| AIM |
Determine the number of lines where "платежи" occurs and reply with that number by itself.

------------------------------

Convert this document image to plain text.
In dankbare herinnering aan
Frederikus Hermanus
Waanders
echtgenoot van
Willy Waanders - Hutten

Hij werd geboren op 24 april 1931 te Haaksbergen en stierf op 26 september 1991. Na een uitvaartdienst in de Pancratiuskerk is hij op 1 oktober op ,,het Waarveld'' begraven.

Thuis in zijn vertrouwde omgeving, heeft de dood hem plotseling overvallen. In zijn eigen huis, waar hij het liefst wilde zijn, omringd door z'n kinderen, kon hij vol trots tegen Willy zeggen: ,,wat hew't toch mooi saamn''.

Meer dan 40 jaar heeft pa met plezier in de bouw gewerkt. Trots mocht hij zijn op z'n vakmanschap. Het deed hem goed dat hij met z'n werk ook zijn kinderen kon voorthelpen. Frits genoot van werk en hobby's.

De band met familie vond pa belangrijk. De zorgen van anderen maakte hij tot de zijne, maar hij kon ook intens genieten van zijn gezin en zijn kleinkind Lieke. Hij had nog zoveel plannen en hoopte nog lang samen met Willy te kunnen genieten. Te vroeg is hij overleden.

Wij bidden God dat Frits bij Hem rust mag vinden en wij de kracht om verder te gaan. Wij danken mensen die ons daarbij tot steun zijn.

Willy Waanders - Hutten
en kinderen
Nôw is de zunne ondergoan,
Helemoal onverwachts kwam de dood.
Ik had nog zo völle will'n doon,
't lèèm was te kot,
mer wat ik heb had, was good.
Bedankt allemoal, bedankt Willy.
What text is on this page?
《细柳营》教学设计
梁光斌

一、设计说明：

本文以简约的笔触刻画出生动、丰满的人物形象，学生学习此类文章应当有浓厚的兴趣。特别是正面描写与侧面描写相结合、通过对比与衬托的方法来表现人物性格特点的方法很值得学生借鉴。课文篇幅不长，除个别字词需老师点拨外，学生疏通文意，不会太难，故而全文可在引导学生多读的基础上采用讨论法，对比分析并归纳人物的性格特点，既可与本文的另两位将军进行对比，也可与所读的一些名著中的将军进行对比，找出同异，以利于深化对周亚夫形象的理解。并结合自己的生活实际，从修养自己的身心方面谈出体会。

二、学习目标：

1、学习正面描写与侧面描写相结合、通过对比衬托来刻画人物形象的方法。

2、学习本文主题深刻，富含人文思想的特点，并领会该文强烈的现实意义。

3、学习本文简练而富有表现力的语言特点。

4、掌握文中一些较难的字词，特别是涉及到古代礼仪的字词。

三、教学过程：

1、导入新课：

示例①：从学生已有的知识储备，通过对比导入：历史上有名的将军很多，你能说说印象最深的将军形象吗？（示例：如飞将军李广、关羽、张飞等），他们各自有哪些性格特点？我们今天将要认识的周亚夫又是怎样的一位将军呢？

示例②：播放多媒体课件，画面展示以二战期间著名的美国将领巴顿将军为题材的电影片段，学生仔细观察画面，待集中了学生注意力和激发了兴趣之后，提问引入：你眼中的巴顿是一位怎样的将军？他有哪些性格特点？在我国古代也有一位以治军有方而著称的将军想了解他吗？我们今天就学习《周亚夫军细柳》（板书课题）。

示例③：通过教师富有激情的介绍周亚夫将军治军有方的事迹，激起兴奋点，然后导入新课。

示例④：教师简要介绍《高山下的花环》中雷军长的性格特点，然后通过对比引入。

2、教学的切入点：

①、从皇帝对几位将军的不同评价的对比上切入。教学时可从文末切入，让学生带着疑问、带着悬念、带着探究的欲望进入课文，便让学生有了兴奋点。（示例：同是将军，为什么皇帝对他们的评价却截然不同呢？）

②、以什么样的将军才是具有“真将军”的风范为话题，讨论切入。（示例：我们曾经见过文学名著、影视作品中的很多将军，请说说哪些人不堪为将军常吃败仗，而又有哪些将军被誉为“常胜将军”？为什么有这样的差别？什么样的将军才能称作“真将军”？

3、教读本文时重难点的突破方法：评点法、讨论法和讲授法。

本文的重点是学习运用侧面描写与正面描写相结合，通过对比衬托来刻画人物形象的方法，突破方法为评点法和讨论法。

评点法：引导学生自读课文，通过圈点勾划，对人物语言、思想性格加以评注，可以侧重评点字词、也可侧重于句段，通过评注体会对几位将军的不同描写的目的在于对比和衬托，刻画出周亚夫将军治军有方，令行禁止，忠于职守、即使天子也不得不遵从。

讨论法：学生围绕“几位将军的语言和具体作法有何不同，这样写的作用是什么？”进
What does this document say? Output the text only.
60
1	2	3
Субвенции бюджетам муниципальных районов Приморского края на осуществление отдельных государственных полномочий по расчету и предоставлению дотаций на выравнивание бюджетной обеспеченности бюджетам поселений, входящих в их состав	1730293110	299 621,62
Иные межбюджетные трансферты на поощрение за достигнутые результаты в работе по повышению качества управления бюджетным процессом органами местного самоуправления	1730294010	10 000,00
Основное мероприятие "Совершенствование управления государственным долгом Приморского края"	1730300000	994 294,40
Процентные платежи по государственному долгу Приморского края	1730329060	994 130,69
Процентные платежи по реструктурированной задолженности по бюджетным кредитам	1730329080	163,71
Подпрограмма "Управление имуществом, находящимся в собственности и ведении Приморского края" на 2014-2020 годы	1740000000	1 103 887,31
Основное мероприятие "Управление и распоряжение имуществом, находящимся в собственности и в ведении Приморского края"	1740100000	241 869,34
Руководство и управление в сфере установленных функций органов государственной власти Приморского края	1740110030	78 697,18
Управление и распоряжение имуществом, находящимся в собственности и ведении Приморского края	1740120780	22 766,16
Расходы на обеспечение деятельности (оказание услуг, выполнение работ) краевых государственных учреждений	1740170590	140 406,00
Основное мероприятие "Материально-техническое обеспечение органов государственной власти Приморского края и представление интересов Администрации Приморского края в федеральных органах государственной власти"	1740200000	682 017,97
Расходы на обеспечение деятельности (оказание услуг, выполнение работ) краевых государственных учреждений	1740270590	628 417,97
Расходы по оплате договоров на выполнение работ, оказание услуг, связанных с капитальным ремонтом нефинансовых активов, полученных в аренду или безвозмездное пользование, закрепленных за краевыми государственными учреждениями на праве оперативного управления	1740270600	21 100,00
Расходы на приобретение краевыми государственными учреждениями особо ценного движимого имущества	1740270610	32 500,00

------------------------------

| COMPLETED EXERCISE |
2